◆ **TASK STATEMENT**
Gather all lines in the records below that include the word "四川科技职业学院毕业设计".

(Data records)
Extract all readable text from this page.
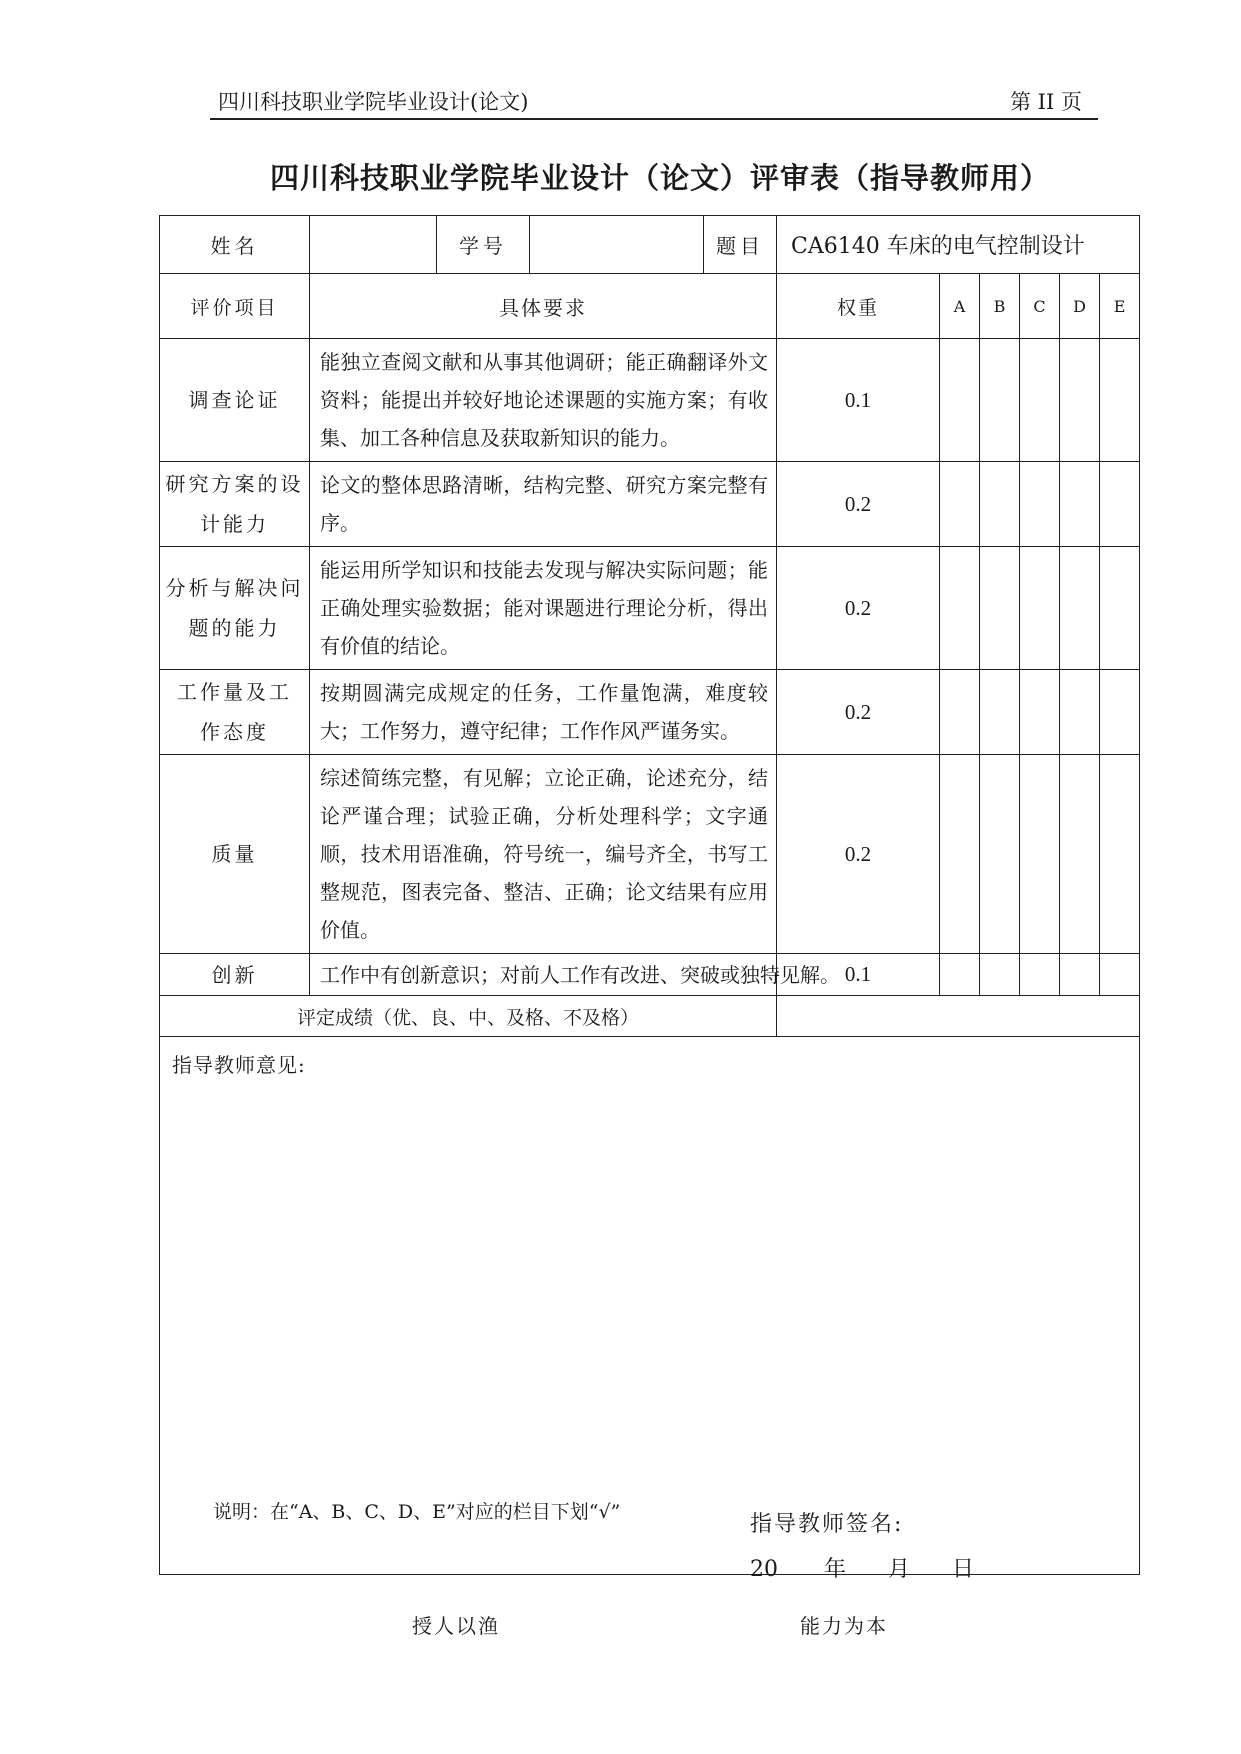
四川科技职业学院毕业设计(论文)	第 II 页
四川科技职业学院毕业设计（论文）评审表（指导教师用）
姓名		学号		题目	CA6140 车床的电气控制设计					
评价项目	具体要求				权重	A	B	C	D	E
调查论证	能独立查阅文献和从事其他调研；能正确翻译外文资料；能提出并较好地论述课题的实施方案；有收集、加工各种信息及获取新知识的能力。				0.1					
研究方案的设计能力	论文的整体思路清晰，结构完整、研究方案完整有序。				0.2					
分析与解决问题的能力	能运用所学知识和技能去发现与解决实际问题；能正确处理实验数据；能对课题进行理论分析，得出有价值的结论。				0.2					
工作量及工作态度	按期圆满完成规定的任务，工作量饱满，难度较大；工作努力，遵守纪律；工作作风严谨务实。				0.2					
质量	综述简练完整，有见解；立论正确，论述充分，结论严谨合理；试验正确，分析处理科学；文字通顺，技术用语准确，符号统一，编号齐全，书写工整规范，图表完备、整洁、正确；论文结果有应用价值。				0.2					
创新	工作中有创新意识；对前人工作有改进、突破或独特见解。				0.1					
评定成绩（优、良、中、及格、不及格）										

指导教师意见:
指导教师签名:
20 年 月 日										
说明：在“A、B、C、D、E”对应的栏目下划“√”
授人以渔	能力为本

◆ **WRITTEN REPLY**
四川科技职业学院毕业设计(论文)	第 II 页
四川科技职业学院毕业设计（论文）评审表（指导教师用）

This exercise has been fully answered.